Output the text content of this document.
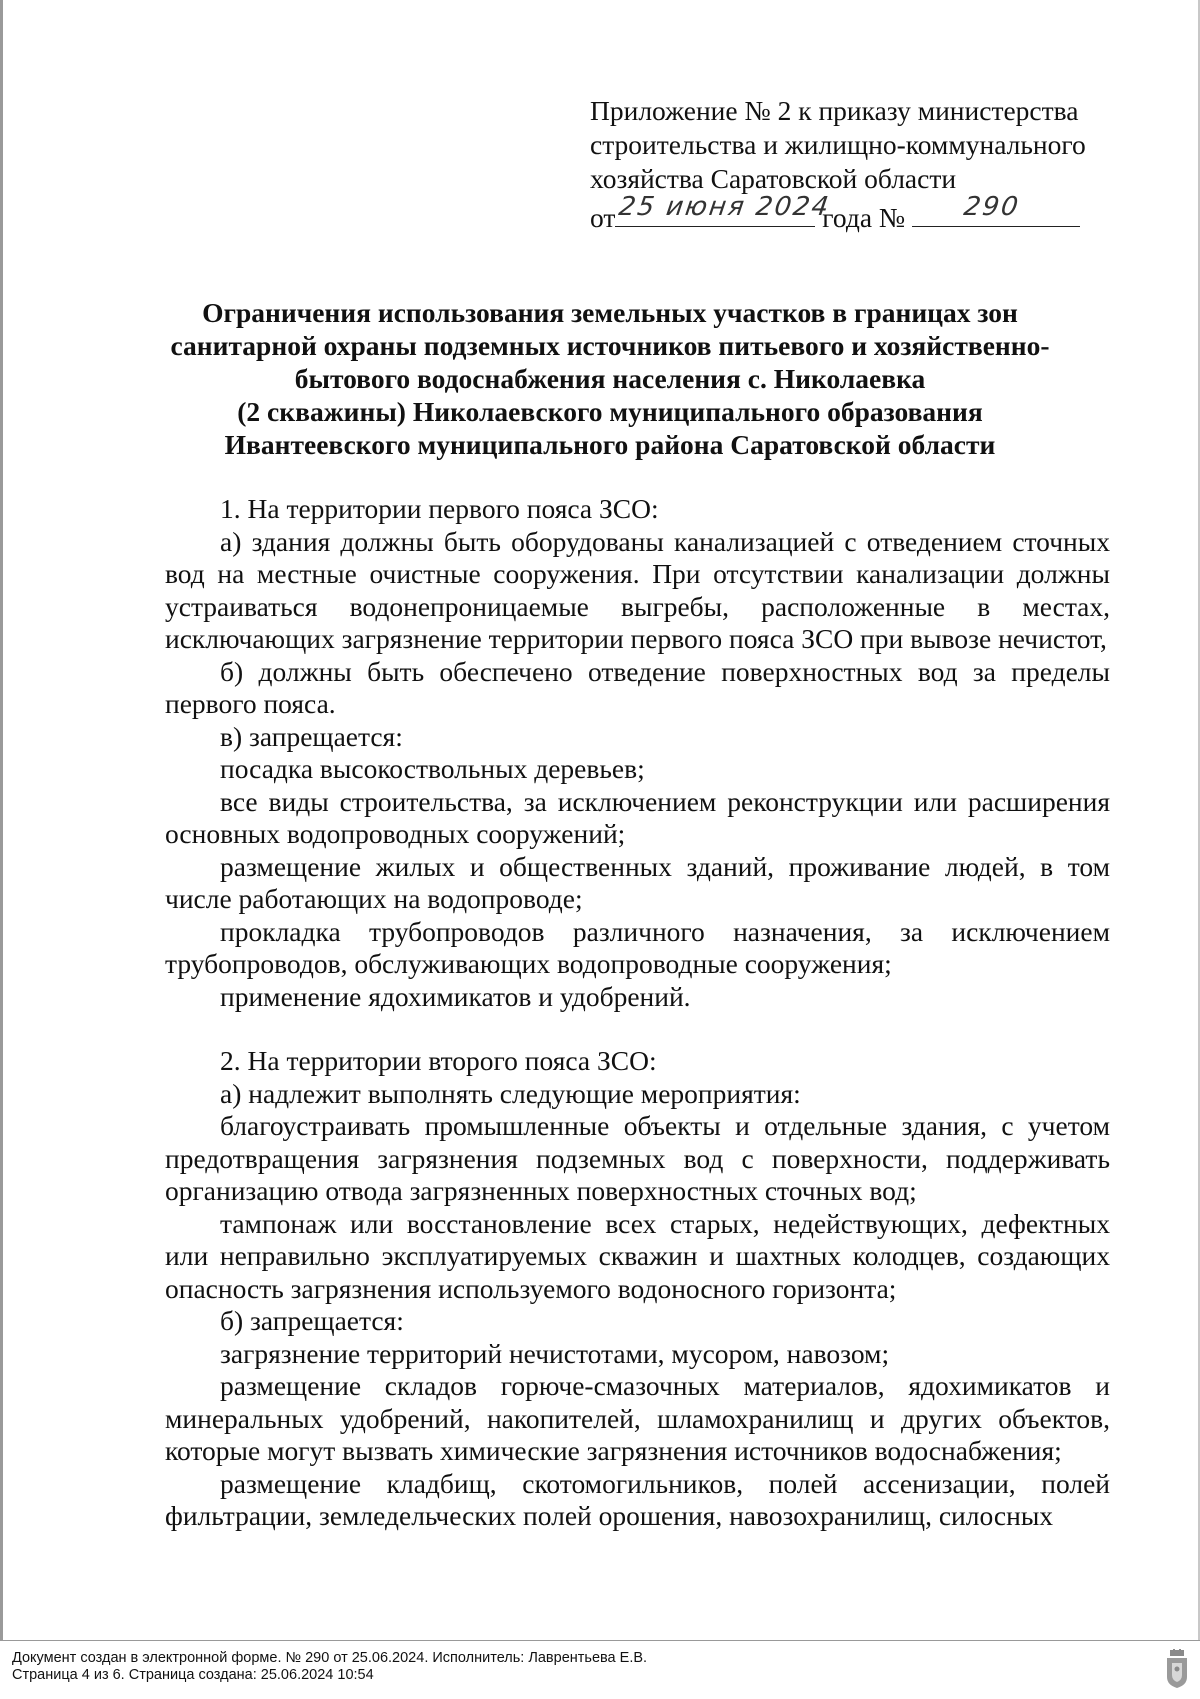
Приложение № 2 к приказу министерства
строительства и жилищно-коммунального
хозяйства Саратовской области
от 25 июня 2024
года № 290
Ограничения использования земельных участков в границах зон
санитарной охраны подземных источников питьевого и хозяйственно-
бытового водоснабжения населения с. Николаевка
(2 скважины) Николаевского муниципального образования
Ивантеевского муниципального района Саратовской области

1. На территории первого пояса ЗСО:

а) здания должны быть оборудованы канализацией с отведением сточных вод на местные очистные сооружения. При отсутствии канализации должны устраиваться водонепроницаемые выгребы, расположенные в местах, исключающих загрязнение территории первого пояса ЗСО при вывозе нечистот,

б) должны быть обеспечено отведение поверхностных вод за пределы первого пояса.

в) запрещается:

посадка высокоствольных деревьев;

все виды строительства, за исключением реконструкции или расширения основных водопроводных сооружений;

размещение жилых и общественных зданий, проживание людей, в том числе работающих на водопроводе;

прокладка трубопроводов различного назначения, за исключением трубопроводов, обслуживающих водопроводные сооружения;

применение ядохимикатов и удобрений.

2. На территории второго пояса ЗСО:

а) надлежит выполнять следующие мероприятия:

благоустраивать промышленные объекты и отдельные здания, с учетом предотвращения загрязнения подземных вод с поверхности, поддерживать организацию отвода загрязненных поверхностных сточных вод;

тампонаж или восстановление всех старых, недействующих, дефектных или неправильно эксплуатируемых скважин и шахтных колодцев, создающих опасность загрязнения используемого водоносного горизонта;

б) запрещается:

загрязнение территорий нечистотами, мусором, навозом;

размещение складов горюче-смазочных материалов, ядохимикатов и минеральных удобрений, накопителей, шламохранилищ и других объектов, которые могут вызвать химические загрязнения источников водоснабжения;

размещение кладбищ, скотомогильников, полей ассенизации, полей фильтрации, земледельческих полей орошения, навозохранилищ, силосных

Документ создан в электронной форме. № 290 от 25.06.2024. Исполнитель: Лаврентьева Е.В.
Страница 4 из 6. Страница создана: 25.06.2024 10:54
##########
What to do: Filter the entries above down to the lines containing the word "быть".

Solution:
а) здания должны быть оборудованы канализацией с отведением сточных вод на местные очистные сооружения. При отсутствии канализации должны устраиваться водонепроницаемые выгребы, расположенные в местах, исключающих загрязнение территории первого пояса ЗСО при вывозе нечистот,
б) должны быть обеспечено отведение поверхностных вод за пределы первого пояса.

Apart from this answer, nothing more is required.